Stored data:
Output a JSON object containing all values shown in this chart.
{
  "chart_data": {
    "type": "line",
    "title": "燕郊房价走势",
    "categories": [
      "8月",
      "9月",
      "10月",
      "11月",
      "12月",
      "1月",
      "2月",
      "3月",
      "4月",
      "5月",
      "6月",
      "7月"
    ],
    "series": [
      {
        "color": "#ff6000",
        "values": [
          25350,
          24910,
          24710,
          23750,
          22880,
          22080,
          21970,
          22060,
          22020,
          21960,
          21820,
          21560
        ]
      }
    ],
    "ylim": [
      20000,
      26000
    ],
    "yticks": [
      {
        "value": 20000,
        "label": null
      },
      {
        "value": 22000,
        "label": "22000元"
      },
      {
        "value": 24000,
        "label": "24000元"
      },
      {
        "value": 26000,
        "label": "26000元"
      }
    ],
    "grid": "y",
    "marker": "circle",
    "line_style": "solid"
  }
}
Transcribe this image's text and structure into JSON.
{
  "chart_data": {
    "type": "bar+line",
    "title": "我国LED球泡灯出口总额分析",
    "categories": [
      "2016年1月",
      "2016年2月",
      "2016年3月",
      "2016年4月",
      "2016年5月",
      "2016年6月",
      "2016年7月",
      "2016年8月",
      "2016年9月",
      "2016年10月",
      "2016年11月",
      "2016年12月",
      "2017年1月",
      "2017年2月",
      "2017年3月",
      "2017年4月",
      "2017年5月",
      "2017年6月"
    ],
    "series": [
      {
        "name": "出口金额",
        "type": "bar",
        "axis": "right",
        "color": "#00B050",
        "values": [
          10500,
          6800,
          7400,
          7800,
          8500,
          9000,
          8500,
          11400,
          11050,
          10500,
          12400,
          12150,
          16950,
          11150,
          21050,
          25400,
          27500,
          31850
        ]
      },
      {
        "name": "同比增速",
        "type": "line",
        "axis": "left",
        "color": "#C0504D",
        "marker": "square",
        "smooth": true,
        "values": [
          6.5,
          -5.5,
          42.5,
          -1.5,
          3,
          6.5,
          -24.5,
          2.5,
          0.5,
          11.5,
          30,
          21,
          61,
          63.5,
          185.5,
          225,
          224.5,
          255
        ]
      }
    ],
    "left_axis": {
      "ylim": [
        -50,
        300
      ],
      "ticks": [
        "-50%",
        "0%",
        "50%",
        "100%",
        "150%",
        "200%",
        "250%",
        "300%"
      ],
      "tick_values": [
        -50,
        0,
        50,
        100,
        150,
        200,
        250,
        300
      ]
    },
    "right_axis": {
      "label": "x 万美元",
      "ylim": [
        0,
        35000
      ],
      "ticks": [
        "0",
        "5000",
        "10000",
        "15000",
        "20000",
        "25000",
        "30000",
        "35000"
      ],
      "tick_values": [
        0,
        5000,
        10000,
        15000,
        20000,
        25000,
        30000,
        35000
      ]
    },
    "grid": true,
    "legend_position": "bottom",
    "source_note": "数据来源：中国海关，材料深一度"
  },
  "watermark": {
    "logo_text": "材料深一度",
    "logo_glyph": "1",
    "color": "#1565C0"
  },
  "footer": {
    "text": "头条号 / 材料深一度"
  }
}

Set exercise:
Where a line of the entries contains the word "this", copy that line.

Reply:
Output a JSON object containing all values shown in this chart.
Transcribe this image's text and structure into JSON.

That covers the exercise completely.